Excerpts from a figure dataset
■ ■ ■

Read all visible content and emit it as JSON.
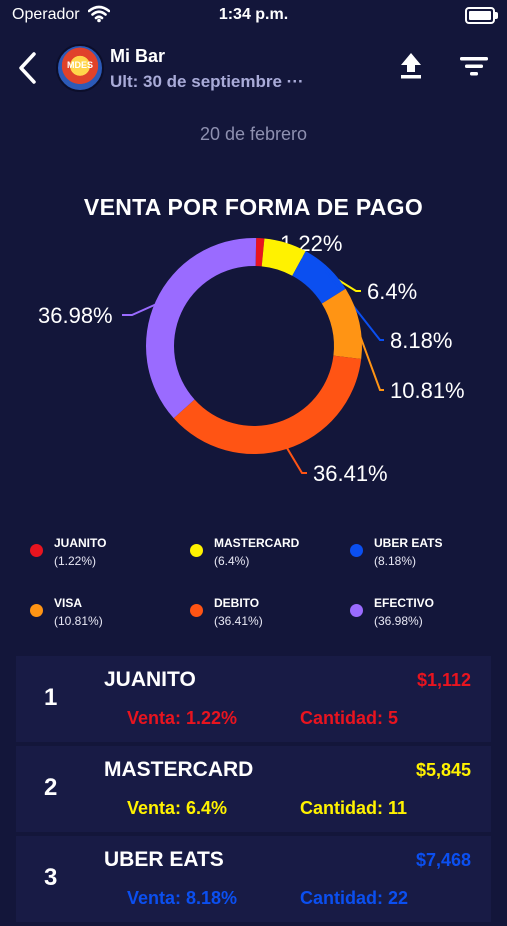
{
  "status_bar": {
    "carrier": "Operador",
    "time": "1:34 p.m."
  },
  "header": {
    "title": "Mi Bar",
    "subtitle": "Ult: 30 de septiembre ···",
    "avatar_text": "MDES"
  },
  "date_label": "20 de febrero",
  "chart_data": {
    "type": "pie",
    "title": "VENTA POR FORMA DE PAGO",
    "categories": [
      "JUANITO",
      "MASTERCARD",
      "UBER EATS",
      "VISA",
      "DEBITO",
      "EFECTIVO"
    ],
    "values": [
      1.22,
      6.4,
      8.18,
      10.81,
      36.41,
      36.98
    ],
    "labels": [
      "1.22%",
      "6.4%",
      "8.18%",
      "10.81%",
      "36.41%",
      "36.98%"
    ],
    "colors": [
      "#e8141f",
      "#fff200",
      "#0b4ff0",
      "#ff9414",
      "#ff5414",
      "#9a6bff"
    ],
    "donut": true,
    "legend_position": "bottom"
  },
  "legend": [
    {
      "name": "JUANITO",
      "pct": "(1.22%)",
      "color": "#e8141f"
    },
    {
      "name": "MASTERCARD",
      "pct": "(6.4%)",
      "color": "#fff200"
    },
    {
      "name": "UBER EATS",
      "pct": "(8.18%)",
      "color": "#0b4ff0"
    },
    {
      "name": "VISA",
      "pct": "(10.81%)",
      "color": "#ff9414"
    },
    {
      "name": "DEBITO",
      "pct": "(36.41%)",
      "color": "#ff5414"
    },
    {
      "name": "EFECTIVO",
      "pct": "(36.98%)",
      "color": "#9a6bff"
    }
  ],
  "rows": [
    {
      "rank": "1",
      "name": "JUANITO",
      "amount": "$1,112",
      "venta": "Venta:  1.22%",
      "cantidad": "Cantidad: 5",
      "color": "#e8141f"
    },
    {
      "rank": "2",
      "name": "MASTERCARD",
      "amount": "$5,845",
      "venta": "Venta:  6.4%",
      "cantidad": "Cantidad: 11",
      "color": "#fff200"
    },
    {
      "rank": "3",
      "name": "UBER EATS",
      "amount": "$7,468",
      "venta": "Venta:  8.18%",
      "cantidad": "Cantidad: 22",
      "color": "#0b4ff0"
    }
  ]
}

■ ■ ■

TASK INSTRUCTIONS | All lines in the data that contain the word "cantidad" should be copied.

SOLVED PROBLEM |
      "cantidad": "Cantidad: 5",
      "cantidad": "Cantidad: 11",
      "cantidad": "Cantidad: 22",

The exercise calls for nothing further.